[Records that describe figures]
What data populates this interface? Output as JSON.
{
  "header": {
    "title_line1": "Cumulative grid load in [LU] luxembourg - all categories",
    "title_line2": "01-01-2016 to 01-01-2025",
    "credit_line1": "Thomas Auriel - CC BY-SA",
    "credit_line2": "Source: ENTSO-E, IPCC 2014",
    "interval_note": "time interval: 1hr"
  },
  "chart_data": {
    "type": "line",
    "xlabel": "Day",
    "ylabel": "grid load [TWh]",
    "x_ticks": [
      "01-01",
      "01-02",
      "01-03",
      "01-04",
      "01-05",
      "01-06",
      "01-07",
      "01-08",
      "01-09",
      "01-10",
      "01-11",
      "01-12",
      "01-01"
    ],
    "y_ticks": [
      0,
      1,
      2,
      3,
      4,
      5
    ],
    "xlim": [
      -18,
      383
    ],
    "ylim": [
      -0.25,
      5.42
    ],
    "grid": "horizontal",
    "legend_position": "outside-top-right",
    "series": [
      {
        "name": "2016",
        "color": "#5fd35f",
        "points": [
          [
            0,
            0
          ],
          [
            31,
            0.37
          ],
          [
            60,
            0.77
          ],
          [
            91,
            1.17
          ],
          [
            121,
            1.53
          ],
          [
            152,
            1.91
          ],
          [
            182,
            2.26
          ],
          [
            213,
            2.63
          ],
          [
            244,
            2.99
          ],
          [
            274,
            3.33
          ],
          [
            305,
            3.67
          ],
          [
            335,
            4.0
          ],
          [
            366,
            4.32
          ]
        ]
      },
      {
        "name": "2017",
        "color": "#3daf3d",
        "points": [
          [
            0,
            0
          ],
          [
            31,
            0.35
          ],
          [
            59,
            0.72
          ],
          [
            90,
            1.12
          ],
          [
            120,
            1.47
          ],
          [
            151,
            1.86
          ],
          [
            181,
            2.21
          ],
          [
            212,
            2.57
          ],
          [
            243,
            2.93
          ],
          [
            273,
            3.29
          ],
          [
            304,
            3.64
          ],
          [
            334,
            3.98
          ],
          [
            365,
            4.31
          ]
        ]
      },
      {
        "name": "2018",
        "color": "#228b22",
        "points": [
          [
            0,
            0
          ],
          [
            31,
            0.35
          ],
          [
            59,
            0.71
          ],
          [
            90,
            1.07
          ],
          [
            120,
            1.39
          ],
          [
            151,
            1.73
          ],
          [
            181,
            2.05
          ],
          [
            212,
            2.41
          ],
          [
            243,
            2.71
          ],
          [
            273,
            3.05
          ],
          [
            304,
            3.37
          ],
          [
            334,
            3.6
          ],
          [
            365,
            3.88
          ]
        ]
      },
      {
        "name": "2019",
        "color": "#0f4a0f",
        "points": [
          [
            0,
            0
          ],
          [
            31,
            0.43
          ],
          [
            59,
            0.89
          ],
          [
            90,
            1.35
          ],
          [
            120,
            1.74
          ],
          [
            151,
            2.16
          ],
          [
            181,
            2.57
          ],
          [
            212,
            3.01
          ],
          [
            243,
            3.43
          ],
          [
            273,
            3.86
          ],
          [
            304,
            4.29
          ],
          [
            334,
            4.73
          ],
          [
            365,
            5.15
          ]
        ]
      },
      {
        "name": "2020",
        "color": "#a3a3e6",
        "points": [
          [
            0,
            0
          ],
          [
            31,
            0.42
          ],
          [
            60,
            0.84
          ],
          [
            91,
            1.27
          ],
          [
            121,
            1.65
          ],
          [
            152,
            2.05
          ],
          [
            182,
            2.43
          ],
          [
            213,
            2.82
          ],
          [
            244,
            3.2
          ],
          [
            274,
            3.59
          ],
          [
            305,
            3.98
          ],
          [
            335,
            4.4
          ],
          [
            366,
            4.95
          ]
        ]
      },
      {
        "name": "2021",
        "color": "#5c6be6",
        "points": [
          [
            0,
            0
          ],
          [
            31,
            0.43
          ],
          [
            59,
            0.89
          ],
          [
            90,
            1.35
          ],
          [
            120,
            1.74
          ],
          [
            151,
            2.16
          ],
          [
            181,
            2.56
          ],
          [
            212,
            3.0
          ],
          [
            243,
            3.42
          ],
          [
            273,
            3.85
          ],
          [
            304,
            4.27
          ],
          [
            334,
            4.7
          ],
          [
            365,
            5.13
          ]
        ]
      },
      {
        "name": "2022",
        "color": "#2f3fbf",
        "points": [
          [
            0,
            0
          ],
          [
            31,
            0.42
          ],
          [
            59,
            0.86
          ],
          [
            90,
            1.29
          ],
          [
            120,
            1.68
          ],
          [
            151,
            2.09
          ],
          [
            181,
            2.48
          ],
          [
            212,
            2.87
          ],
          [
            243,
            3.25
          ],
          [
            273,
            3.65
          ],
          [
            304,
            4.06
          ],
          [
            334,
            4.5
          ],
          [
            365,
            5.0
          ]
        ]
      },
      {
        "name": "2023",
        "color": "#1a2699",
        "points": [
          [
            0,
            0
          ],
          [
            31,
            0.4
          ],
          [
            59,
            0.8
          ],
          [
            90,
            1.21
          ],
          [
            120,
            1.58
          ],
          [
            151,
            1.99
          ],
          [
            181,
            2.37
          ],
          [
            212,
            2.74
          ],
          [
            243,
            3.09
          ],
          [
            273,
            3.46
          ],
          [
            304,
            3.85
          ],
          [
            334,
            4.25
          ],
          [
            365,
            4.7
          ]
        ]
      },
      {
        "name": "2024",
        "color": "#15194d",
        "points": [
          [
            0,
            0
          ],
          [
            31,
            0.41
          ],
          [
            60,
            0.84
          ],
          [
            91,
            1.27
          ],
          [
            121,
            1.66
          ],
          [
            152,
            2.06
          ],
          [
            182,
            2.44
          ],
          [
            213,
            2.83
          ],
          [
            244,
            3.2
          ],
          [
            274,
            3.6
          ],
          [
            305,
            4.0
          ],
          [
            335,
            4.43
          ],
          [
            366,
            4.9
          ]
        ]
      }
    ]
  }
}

_DIRECTIONS_:
Report each line of the material above where the word "load" appears.

_WRITTEN SOLUTION_:
    "title_line1": "Cumulative grid load in [LU] luxembourg - all categories",
    "ylabel": "grid load [TWh]",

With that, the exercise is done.